* _KUTIPAN BACAAN_
....................

Selasa, 13 Juli 2021

 

Kerumitan Garcia Marquez dan Keindahan Metafora

Akhmad Idris ;  Dosen Bahasa Indonesia di Sekolah Tinggi Ilmu Bahasa dan Sastra Satya Widya, Surabaya

KOMPAS, 11 Juli 2021

 

 

                                                           

Judul : Para Peziarah yang Janggal (Terjemahan dari Strange Pilgrims yang juga terjemahan dari naskah asli Doce Quentos Peregrinos)

 

Penulis : Gabriel Garcia Marquez

 

Penerjemah : Ariyantri E. Tarman

 

Penerbit : Gramedia Pustaka Utama

 

Cetakan : I, 2021

 

Tebal : 189 halaman

 

--------------------------

 

ISBN : 978-602-06-3842-3

 

Pada umumnya orang melakukan ziarah suatu proses perenungan. Sementara pemilihan tempat-tempat sakral sebagai tujuan didasari atas makna dari ziarah itu sendiri yang berarti kunjungan ke tempat yang dianggap mulia atau keramat.

 

Namun dalam buku Para Peziarah yang Janggal, Gabriel Garcia Marquez justru menyajikan cerita-cerita pendek tentang ziarah yang tidak pada umumnya.

 

Sebut saja seperti cerita tentang ziarah seorang mantan presiden ke negara yang pernah dipimpinnya hanya untuk meramal kematiannya menggunakan ampas kopi dalam cerpen Bon Voyage, Tuan Presiden hingga cerita tentang seekor anjing yang bisa menangis saat menziarahi ‘calon’ kuburan pemiliknya. Agaknya hal-hal tak biasa inilah yang membuat Gabriel Garcia Marquez menyebut para peziarah dalam cerpen-cerpennya sebagai ‘yang janggal’.

....................

* _TUGAS TERTULIS_
(1) Tolong kutip bagian resensi ini antara "ISBN : 978-602-06-3842-3" dan "mulia atau keramat.", termasuk kedua ujungnya.
(2) Menurut resensi ini, dengan apa sang mantan presiden dalam cerpen Bon Voyage, Tuan Presiden meramal kematiannya?

* _BAGIAN DATA_

....................

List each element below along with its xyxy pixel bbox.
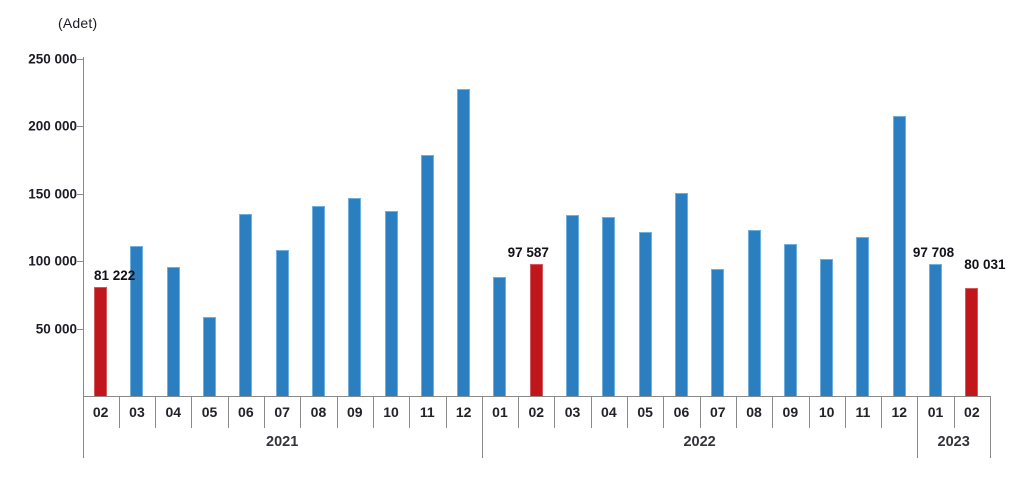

....................

* _JAWABAN PER TUGAS_
(1)
ISBN : 978-602-06-3842-3

 

Pada umumnya orang melakukan ziarah suatu proses perenungan. Sementara pemilihan tempat-tempat sakral sebagai tujuan didasari atas makna dari ziarah itu sendiri yang berarti kunjungan ke tempat yang dianggap mulia atau keramat.

(2) Dengan ampas kopi.